---- Records provided
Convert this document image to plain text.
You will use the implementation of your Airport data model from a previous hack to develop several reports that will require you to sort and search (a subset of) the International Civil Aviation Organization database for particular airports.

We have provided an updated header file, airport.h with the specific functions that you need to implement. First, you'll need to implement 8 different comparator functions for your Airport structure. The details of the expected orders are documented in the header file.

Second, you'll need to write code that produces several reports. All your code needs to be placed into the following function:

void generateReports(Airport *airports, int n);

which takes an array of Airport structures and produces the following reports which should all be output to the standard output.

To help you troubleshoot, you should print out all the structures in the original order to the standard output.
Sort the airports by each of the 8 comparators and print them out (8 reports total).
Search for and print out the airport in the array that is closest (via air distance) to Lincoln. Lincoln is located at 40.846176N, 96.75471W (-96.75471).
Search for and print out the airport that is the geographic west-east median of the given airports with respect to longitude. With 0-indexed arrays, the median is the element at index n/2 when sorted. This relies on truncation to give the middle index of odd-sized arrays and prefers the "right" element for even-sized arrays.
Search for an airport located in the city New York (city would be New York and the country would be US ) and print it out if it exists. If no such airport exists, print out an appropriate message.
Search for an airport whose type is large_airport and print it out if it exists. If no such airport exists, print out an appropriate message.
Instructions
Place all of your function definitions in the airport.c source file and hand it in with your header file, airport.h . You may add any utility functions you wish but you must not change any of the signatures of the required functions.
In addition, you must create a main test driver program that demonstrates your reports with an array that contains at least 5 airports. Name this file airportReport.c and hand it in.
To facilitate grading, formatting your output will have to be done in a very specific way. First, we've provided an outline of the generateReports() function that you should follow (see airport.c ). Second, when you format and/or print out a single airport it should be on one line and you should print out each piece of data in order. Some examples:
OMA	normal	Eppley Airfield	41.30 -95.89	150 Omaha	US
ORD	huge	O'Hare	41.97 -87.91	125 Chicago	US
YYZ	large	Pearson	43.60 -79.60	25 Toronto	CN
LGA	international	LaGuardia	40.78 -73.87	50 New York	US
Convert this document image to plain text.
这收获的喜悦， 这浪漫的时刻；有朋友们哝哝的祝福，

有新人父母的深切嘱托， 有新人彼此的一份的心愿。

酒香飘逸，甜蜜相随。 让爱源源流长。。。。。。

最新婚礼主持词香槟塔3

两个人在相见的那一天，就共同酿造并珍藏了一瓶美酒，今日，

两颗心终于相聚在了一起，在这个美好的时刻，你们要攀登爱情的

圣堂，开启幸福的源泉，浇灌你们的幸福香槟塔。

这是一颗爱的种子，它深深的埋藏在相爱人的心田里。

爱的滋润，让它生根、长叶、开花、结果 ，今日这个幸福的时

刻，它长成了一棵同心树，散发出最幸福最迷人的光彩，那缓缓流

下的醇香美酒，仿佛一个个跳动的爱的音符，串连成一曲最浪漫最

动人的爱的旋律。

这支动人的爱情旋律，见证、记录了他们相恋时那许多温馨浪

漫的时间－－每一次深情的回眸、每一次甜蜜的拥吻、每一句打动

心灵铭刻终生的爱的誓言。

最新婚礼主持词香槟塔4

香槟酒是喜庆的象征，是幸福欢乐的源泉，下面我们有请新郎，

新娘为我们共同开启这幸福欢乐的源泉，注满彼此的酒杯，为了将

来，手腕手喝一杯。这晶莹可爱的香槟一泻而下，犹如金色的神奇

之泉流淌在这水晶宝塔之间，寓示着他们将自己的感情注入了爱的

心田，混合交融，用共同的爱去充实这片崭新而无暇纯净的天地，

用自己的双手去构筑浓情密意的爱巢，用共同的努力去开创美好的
--------
• Challenge: Print the material once more, exactly.

• Finished answer:
Convert this document image to plain text.
You will use the implementation of your Airport data model from a previous hack to develop several reports that will require you to sort and search (a subset of) the International Civil Aviation Organization database for particular airports.

We have provided an updated header file, airport.h with the specific functions that you need to implement. First, you'll need to implement 8 different comparator functions for your Airport structure. The details of the expected orders are documented in the header file.

Second, you'll need to write code that produces several reports. All your code needs to be placed into the following function:

void generateReports(Airport *airports, int n);

which takes an array of Airport structures and produces the following reports which should all be output to the standard output.

To help you troubleshoot, you should print out all the structures in the original order to the standard output.
Sort the airports by each of the 8 comparators and print them out (8 reports total).
Search for and print out the airport in the array that is closest (via air distance) to Lincoln. Lincoln is located at 40.846176N, 96.75471W (-96.75471).
Search for and print out the airport that is the geographic west-east median of the given airports with respect to longitude. With 0-indexed arrays, the median is the element at index n/2 when sorted. This relies on truncation to give the middle index of odd-sized arrays and prefers the "right" element for even-sized arrays.
Search for an airport located in the city New York (city would be New York and the country would be US ) and print it out if it exists. If no such airport exists, print out an appropriate message.
Search for an airport whose type is large_airport and print it out if it exists. If no such airport exists, print out an appropriate message.
Instructions
Place all of your function definitions in the airport.c source file and hand it in with your header file, airport.h . You may add any utility functions you wish but you must not change any of the signatures of the required functions.
In addition, you must create a main test driver program that demonstrates your reports with an array that contains at least 5 airports. Name this file airportReport.c and hand it in.
To facilitate grading, formatting your output will have to be done in a very specific way. First, we've provided an outline of the generateReports() function that you should follow (see airport.c ). Second, when you format and/or print out a single airport it should be on one line and you should print out each piece of data in order. Some examples:
OMA	normal	Eppley Airfield	41.30 -95.89	150 Omaha	US
ORD	huge	O'Hare	41.97 -87.91	125 Chicago	US
YYZ	large	Pearson	43.60 -79.60	25 Toronto	CN
LGA	international	LaGuardia	40.78 -73.87	50 New York	US
Convert this document image to plain text.
这收获的喜悦， 这浪漫的时刻；有朋友们哝哝的祝福，

有新人父母的深切嘱托， 有新人彼此的一份的心愿。

酒香飘逸，甜蜜相随。 让爱源源流长。。。。。。

最新婚礼主持词香槟塔3

两个人在相见的那一天，就共同酿造并珍藏了一瓶美酒，今日，

两颗心终于相聚在了一起，在这个美好的时刻，你们要攀登爱情的

圣堂，开启幸福的源泉，浇灌你们的幸福香槟塔。

这是一颗爱的种子，它深深的埋藏在相爱人的心田里。

爱的滋润，让它生根、长叶、开花、结果 ，今日这个幸福的时

刻，它长成了一棵同心树，散发出最幸福最迷人的光彩，那缓缓流

下的醇香美酒，仿佛一个个跳动的爱的音符，串连成一曲最浪漫最

动人的爱的旋律。

这支动人的爱情旋律，见证、记录了他们相恋时那许多温馨浪

漫的时间－－每一次深情的回眸、每一次甜蜜的拥吻、每一句打动

心灵铭刻终生的爱的誓言。

最新婚礼主持词香槟塔4

香槟酒是喜庆的象征，是幸福欢乐的源泉，下面我们有请新郎，

新娘为我们共同开启这幸福欢乐的源泉，注满彼此的酒杯，为了将

来，手腕手喝一杯。这晶莹可爱的香槟一泻而下，犹如金色的神奇

之泉流淌在这水晶宝塔之间，寓示着他们将自己的感情注入了爱的

心田，混合交融，用共同的爱去充实这片崭新而无暇纯净的天地，

用自己的双手去构筑浓情密意的爱巢，用共同的努力去开创美好的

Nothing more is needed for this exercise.